→ EXERCISE DETAILS
Copy out the listing that follows exactly, dropping every picture.
--- INFORMATION SHOWN ---
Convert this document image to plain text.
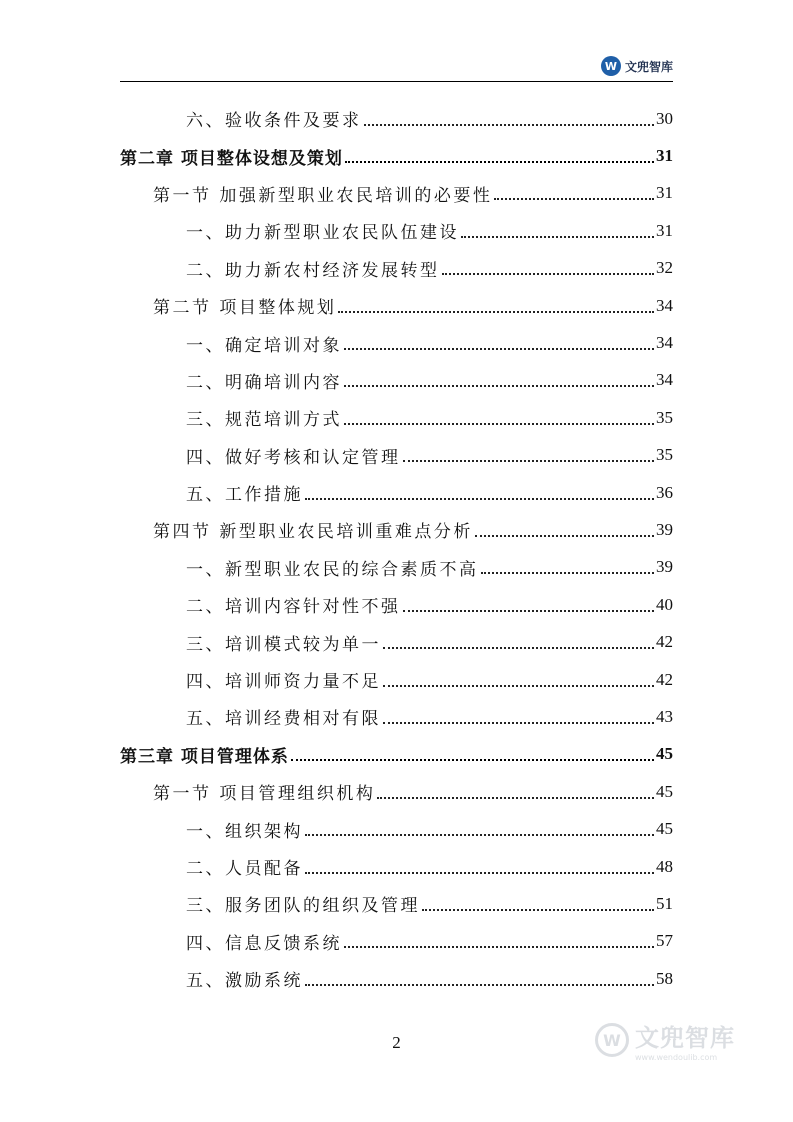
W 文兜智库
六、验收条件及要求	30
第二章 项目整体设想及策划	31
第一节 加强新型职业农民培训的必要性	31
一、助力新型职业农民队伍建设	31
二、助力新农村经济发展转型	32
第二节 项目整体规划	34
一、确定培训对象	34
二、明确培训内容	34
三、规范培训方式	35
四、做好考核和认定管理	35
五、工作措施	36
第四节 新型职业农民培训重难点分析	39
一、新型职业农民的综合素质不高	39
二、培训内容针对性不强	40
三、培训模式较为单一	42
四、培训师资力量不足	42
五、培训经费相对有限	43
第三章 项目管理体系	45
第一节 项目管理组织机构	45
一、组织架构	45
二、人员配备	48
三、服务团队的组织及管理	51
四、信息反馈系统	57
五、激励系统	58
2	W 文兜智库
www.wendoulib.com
---
→ RESULT OF THE TASK
Convert this document image to plain text.
W 文兜智库
六、验收条件及要求	30
第二章 项目整体设想及策划	31
第一节 加强新型职业农民培训的必要性	31
一、助力新型职业农民队伍建设	31
二、助力新农村经济发展转型	32
第二节 项目整体规划	34
一、确定培训对象	34
二、明确培训内容	34
三、规范培训方式	35
四、做好考核和认定管理	35
五、工作措施	36
第四节 新型职业农民培训重难点分析	39
一、新型职业农民的综合素质不高	39
二、培训内容针对性不强	40
三、培训模式较为单一	42
四、培训师资力量不足	42
五、培训经费相对有限	43
第三章 项目管理体系	45
第一节 项目管理组织机构	45
一、组织架构	45
二、人员配备	48
三、服务团队的组织及管理	51
四、信息反馈系统	57
五、激励系统	58
2	W 文兜智库
www.wendoulib.com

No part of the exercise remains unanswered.